Reproduce each of the lines below verbatim, keeping every character and the original order.
## begin Data for the task
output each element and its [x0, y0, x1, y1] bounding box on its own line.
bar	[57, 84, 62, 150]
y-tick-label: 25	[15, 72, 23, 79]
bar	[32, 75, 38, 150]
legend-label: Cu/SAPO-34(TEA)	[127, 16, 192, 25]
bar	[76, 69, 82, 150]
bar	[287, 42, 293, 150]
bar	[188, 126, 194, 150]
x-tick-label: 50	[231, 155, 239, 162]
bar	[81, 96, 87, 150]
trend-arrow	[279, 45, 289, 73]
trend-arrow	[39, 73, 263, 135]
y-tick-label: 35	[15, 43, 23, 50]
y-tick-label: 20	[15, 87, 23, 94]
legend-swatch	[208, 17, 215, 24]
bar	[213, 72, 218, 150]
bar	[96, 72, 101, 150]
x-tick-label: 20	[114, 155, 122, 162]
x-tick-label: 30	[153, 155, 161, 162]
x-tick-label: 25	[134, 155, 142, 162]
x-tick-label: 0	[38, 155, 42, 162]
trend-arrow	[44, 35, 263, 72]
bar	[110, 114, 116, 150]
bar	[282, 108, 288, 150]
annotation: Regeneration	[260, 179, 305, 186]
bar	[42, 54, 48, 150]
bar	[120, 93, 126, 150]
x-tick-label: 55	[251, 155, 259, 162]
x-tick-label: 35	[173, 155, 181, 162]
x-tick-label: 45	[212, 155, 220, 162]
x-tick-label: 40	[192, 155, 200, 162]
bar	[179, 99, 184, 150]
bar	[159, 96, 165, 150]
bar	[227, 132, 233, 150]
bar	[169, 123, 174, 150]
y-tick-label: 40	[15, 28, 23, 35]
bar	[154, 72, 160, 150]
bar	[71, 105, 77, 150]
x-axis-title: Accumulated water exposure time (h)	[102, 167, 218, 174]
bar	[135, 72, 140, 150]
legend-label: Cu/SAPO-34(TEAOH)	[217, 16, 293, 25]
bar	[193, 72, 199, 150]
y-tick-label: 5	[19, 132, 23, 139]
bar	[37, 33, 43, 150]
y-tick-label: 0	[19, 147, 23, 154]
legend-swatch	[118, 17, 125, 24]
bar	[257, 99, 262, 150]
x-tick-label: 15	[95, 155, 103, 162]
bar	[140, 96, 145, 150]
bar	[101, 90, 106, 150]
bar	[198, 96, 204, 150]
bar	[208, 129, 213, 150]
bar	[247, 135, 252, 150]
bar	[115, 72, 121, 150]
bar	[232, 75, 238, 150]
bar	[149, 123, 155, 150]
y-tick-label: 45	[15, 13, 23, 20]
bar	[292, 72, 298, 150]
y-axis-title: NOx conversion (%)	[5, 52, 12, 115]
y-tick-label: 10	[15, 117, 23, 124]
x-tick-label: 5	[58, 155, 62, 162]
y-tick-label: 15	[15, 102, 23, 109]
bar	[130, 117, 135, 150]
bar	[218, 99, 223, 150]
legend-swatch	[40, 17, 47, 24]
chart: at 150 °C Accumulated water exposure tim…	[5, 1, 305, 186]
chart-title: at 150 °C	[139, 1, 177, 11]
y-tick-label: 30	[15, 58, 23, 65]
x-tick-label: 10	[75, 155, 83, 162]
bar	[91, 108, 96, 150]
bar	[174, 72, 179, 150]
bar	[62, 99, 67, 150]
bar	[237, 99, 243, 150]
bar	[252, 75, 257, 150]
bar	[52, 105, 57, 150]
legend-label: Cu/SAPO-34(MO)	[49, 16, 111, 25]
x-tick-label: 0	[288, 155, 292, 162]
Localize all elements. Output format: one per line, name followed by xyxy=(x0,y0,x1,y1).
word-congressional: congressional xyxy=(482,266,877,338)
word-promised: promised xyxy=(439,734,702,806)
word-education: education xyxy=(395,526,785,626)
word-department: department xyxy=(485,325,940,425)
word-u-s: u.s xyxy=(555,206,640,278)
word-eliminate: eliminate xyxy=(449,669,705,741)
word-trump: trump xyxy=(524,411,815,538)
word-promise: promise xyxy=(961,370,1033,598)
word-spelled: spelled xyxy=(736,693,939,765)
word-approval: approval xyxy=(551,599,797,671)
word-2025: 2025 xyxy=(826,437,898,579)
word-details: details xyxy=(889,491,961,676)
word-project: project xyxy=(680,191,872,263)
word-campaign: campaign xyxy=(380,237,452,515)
## end Data for the task
Exercise answer:
output each element and its [x0, y0, x1, y1] bounding box on its own line.
bar	[57, 84, 62, 150]
y-tick-label: 25	[15, 72, 23, 79]
bar	[32, 75, 38, 150]
legend-label: Cu/SAPO-34(TEA)	[127, 16, 192, 25]
bar	[76, 69, 82, 150]
bar	[287, 42, 293, 150]
bar	[188, 126, 194, 150]
x-tick-label: 50	[231, 155, 239, 162]
bar	[81, 96, 87, 150]
trend-arrow	[279, 45, 289, 73]
trend-arrow	[39, 73, 263, 135]
y-tick-label: 35	[15, 43, 23, 50]
y-tick-label: 20	[15, 87, 23, 94]
legend-swatch	[208, 17, 215, 24]
bar	[213, 72, 218, 150]
bar	[96, 72, 101, 150]
x-tick-label: 20	[114, 155, 122, 162]
x-tick-label: 30	[153, 155, 161, 162]
x-tick-label: 25	[134, 155, 142, 162]
x-tick-label: 0	[38, 155, 42, 162]
trend-arrow	[44, 35, 263, 72]
bar	[110, 114, 116, 150]
bar	[282, 108, 288, 150]
annotation: Regeneration	[260, 179, 305, 186]
bar	[42, 54, 48, 150]
bar	[120, 93, 126, 150]
x-tick-label: 55	[251, 155, 259, 162]
x-tick-label: 35	[173, 155, 181, 162]
x-tick-label: 45	[212, 155, 220, 162]
x-tick-label: 40	[192, 155, 200, 162]
bar	[179, 99, 184, 150]
bar	[159, 96, 165, 150]
bar	[227, 132, 233, 150]
bar	[169, 123, 174, 150]
y-tick-label: 40	[15, 28, 23, 35]
bar	[154, 72, 160, 150]
bar	[71, 105, 77, 150]
x-axis-title: Accumulated water exposure time (h)	[102, 167, 218, 174]
bar	[135, 72, 140, 150]
legend-label: Cu/SAPO-34(TEAOH)	[217, 16, 293, 25]
bar	[193, 72, 199, 150]
y-tick-label: 5	[19, 132, 23, 139]
bar	[37, 33, 43, 150]
y-tick-label: 0	[19, 147, 23, 154]
legend-swatch	[118, 17, 125, 24]
bar	[257, 99, 262, 150]
x-tick-label: 15	[95, 155, 103, 162]
bar	[140, 96, 145, 150]
bar	[101, 90, 106, 150]
bar	[198, 96, 204, 150]
bar	[208, 129, 213, 150]
bar	[247, 135, 252, 150]
bar	[115, 72, 121, 150]
bar	[232, 75, 238, 150]
bar	[149, 123, 155, 150]
y-tick-label: 45	[15, 13, 23, 20]
bar	[292, 72, 298, 150]
y-axis-title: NOx conversion (%)	[5, 52, 12, 115]
y-tick-label: 10	[15, 117, 23, 124]
x-tick-label: 5	[58, 155, 62, 162]
y-tick-label: 15	[15, 102, 23, 109]
bar	[130, 117, 135, 150]
bar	[218, 99, 223, 150]
legend-swatch	[40, 17, 47, 24]
chart: at 150 °C Accumulated water exposure tim…	[5, 1, 305, 186]
chart-title: at 150 °C	[139, 1, 177, 11]
y-tick-label: 30	[15, 58, 23, 65]
x-tick-label: 10	[75, 155, 83, 162]
bar	[91, 108, 96, 150]
bar	[174, 72, 179, 150]
bar	[62, 99, 67, 150]
bar	[237, 99, 243, 150]
bar	[252, 75, 257, 150]
bar	[52, 105, 57, 150]
legend-label: Cu/SAPO-34(MO)	[49, 16, 111, 25]
x-tick-label: 0	[288, 155, 292, 162]
Localize all elements. Output format: one per line, name followed by xyxy=(x0,y0,x1,y1).
word-congressional: congressional xyxy=(482,266,877,338)
word-promised: promised xyxy=(439,734,702,806)
word-education: education xyxy=(395,526,785,626)
word-department: department xyxy=(485,325,940,425)
word-u-s: u.s xyxy=(555,206,640,278)
word-eliminate: eliminate xyxy=(449,669,705,741)
word-trump: trump xyxy=(524,411,815,538)
word-promise: promise xyxy=(961,370,1033,598)
word-spelled: spelled xyxy=(736,693,939,765)
word-approval: approval xyxy=(551,599,797,671)
word-2025: 2025 xyxy=(826,437,898,579)
word-details: details xyxy=(889,491,961,676)
word-project: project xyxy=(680,191,872,263)
word-campaign: campaign xyxy=(380,237,452,515)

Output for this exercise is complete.